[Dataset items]
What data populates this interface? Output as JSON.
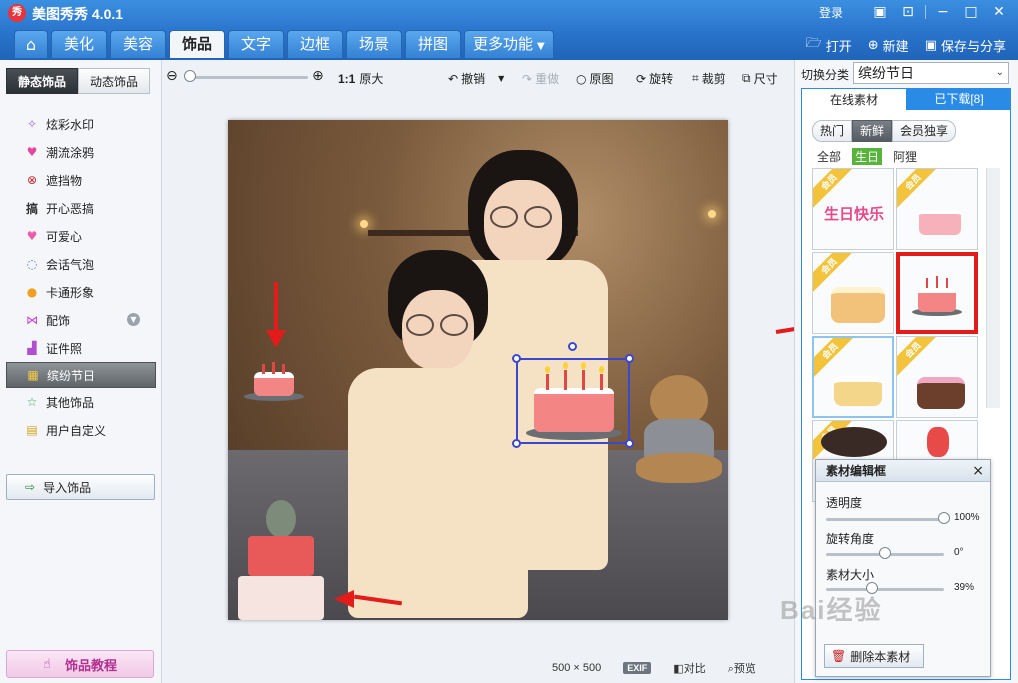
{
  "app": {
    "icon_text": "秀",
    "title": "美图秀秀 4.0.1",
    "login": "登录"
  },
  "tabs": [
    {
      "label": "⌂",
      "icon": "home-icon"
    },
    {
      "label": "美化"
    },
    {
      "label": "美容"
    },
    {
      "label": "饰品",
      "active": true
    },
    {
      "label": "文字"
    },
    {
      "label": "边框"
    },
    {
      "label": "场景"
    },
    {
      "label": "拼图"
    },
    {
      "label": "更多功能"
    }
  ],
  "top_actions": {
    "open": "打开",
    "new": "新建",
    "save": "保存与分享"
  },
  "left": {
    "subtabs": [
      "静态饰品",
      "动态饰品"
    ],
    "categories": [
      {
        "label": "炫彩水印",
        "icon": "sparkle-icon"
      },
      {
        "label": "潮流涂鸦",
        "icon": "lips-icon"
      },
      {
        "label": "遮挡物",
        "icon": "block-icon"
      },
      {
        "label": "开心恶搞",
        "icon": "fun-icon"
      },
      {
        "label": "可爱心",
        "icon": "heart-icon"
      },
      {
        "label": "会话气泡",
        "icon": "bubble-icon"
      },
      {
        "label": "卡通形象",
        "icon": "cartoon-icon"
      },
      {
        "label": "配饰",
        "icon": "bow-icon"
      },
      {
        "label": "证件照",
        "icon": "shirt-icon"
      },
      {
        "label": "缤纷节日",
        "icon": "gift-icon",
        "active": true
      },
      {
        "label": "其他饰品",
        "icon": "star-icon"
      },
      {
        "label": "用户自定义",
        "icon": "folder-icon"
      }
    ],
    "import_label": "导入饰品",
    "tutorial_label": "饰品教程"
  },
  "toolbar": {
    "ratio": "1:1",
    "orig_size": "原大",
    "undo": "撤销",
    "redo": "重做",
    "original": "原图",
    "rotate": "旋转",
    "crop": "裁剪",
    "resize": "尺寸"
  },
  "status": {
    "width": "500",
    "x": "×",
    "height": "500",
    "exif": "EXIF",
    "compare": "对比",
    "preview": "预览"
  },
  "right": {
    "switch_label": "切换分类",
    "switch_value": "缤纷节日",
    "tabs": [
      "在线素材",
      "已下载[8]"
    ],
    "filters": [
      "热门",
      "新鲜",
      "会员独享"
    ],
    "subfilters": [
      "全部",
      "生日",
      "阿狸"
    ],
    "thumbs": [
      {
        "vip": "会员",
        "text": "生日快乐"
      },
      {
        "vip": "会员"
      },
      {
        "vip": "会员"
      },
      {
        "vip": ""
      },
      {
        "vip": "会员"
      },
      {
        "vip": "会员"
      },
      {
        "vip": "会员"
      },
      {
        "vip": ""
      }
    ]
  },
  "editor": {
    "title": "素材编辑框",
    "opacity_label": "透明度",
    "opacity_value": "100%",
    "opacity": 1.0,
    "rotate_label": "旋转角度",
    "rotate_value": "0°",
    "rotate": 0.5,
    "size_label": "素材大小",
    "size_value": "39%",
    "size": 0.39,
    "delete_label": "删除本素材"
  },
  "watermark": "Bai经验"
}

» TASK STATEMENT
Copy out each record shown above without alteration, skipping any picture.

» FULL SOLUTION
What data populates this interface? Output as JSON.
{
  "app": {
    "icon_text": "秀",
    "title": "美图秀秀 4.0.1",
    "login": "登录"
  },
  "tabs": [
    {
      "label": "⌂",
      "icon": "home-icon"
    },
    {
      "label": "美化"
    },
    {
      "label": "美容"
    },
    {
      "label": "饰品",
      "active": true
    },
    {
      "label": "文字"
    },
    {
      "label": "边框"
    },
    {
      "label": "场景"
    },
    {
      "label": "拼图"
    },
    {
      "label": "更多功能"
    }
  ],
  "top_actions": {
    "open": "打开",
    "new": "新建",
    "save": "保存与分享"
  },
  "left": {
    "subtabs": [
      "静态饰品",
      "动态饰品"
    ],
    "categories": [
      {
        "label": "炫彩水印",
        "icon": "sparkle-icon"
      },
      {
        "label": "潮流涂鸦",
        "icon": "lips-icon"
      },
      {
        "label": "遮挡物",
        "icon": "block-icon"
      },
      {
        "label": "开心恶搞",
        "icon": "fun-icon"
      },
      {
        "label": "可爱心",
        "icon": "heart-icon"
      },
      {
        "label": "会话气泡",
        "icon": "bubble-icon"
      },
      {
        "label": "卡通形象",
        "icon": "cartoon-icon"
      },
      {
        "label": "配饰",
        "icon": "bow-icon"
      },
      {
        "label": "证件照",
        "icon": "shirt-icon"
      },
      {
        "label": "缤纷节日",
        "icon": "gift-icon",
        "active": true
      },
      {
        "label": "其他饰品",
        "icon": "star-icon"
      },
      {
        "label": "用户自定义",
        "icon": "folder-icon"
      }
    ],
    "import_label": "导入饰品",
    "tutorial_label": "饰品教程"
  },
  "toolbar": {
    "ratio": "1:1",
    "orig_size": "原大",
    "undo": "撤销",
    "redo": "重做",
    "original": "原图",
    "rotate": "旋转",
    "crop": "裁剪",
    "resize": "尺寸"
  },
  "status": {
    "width": "500",
    "x": "×",
    "height": "500",
    "exif": "EXIF",
    "compare": "对比",
    "preview": "预览"
  },
  "right": {
    "switch_label": "切换分类",
    "switch_value": "缤纷节日",
    "tabs": [
      "在线素材",
      "已下载[8]"
    ],
    "filters": [
      "热门",
      "新鲜",
      "会员独享"
    ],
    "subfilters": [
      "全部",
      "生日",
      "阿狸"
    ],
    "thumbs": [
      {
        "vip": "会员",
        "text": "生日快乐"
      },
      {
        "vip": "会员"
      },
      {
        "vip": "会员"
      },
      {
        "vip": ""
      },
      {
        "vip": "会员"
      },
      {
        "vip": "会员"
      },
      {
        "vip": "会员"
      },
      {
        "vip": ""
      }
    ]
  },
  "editor": {
    "title": "素材编辑框",
    "opacity_label": "透明度",
    "opacity_value": "100%",
    "opacity": 1.0,
    "rotate_label": "旋转角度",
    "rotate_value": "0°",
    "rotate": 0.5,
    "size_label": "素材大小",
    "size_value": "39%",
    "size": 0.39,
    "delete_label": "删除本素材"
  },
  "watermark": "Bai经验"
}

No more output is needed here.